Raw records:

* start *

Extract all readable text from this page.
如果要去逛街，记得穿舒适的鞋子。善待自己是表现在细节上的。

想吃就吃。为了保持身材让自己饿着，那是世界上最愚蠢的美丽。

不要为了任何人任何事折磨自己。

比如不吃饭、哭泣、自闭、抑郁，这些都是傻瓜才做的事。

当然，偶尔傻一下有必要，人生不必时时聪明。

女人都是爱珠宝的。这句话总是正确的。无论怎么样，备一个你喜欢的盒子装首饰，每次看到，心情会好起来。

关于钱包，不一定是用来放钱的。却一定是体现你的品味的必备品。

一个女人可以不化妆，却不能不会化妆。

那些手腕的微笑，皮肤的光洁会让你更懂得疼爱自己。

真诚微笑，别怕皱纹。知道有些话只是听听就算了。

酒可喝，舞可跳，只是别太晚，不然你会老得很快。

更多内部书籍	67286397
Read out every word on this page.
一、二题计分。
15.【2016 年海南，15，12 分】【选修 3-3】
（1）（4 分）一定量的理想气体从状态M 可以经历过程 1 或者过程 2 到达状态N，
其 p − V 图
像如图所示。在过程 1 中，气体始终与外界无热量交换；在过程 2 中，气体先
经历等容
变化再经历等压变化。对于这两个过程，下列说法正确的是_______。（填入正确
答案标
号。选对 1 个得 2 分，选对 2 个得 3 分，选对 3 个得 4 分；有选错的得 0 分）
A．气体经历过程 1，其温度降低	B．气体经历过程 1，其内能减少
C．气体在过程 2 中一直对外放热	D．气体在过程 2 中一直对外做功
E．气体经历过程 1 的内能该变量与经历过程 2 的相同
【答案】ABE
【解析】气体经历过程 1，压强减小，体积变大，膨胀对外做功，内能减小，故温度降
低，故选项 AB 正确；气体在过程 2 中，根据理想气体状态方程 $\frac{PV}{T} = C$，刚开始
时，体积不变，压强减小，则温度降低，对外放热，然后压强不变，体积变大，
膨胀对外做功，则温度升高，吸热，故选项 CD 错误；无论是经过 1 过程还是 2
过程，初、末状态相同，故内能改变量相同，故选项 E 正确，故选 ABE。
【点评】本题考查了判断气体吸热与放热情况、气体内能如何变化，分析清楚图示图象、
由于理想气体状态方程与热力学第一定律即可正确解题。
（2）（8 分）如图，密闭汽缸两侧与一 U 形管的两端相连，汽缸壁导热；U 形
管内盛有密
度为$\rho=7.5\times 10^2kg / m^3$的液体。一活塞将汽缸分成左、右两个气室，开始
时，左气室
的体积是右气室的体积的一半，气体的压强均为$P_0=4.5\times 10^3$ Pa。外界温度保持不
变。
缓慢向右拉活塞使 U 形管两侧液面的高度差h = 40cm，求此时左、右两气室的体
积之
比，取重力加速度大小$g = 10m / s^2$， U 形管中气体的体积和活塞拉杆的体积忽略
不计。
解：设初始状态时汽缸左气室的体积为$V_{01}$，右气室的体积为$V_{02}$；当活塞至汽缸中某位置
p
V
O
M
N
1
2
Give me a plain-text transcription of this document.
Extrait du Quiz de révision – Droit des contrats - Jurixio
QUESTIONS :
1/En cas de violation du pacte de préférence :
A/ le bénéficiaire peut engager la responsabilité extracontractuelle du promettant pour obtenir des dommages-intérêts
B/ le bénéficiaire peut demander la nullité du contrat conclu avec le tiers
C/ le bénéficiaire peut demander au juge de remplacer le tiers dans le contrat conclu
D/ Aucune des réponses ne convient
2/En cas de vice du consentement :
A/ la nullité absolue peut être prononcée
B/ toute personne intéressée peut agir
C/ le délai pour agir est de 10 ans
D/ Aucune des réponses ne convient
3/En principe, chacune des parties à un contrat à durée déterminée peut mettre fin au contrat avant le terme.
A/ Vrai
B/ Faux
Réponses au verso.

* end *

Work instructions:
Set down, exactly and in full, the lines from the one containing "Give me a plain-text" through the end of the entries; no other line belongs.

Result below:
Give me a plain-text transcription of this document.
Extrait du Quiz de révision – Droit des contrats - Jurixio
QUESTIONS :
1/En cas de violation du pacte de préférence :
A/ le bénéficiaire peut engager la responsabilité extracontractuelle du promettant pour obtenir des dommages-intérêts
B/ le bénéficiaire peut demander la nullité du contrat conclu avec le tiers
C/ le bénéficiaire peut demander au juge de remplacer le tiers dans le contrat conclu
D/ Aucune des réponses ne convient
2/En cas de vice du consentement :
A/ la nullité absolue peut être prononcée
B/ toute personne intéressée peut agir
C/ le délai pour agir est de 10 ans
D/ Aucune des réponses ne convient
3/En principe, chacune des parties à un contrat à durée déterminée peut mettre fin au contrat avant le terme.
A/ Vrai
B/ Faux
Réponses au verso.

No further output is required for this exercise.